- **SHORT PROBLEM**: In the data that follows, count each line holding the string "rotate"; answer with the number only.

begin EXTRACTED INFORMATION

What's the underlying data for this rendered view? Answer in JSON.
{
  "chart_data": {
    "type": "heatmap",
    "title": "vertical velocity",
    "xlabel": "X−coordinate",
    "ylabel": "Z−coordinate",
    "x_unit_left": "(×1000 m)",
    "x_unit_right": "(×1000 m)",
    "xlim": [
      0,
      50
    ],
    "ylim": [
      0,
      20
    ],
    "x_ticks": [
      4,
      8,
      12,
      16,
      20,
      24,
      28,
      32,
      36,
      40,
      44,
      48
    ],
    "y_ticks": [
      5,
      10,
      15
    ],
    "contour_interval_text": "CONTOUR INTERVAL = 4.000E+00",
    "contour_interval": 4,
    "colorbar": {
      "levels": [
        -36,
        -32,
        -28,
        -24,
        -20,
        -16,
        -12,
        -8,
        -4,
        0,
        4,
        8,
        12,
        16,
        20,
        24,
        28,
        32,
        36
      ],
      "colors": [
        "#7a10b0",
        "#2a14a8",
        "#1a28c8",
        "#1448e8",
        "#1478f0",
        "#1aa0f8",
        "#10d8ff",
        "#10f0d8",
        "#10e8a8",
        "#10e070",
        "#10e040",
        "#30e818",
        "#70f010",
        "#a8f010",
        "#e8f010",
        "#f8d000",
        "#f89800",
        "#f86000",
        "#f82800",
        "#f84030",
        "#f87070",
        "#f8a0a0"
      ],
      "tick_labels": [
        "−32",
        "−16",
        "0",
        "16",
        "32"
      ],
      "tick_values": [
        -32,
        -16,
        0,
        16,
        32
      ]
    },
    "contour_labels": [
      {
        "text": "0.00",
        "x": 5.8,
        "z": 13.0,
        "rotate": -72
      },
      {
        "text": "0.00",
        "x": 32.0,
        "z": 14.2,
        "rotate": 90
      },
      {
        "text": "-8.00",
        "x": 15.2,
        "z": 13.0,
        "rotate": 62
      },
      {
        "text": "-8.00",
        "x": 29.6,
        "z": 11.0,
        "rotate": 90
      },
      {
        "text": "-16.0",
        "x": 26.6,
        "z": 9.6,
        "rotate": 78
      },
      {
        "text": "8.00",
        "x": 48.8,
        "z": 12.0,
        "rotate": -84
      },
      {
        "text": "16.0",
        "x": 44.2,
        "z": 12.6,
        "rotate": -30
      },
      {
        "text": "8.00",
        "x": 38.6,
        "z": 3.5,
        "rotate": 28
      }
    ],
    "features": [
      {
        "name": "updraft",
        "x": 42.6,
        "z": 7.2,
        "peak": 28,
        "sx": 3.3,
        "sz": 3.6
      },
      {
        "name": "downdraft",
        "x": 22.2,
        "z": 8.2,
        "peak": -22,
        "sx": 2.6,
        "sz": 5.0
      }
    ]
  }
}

end EXTRACTED INFORMATION

- **WRITTEN REPLY**: 8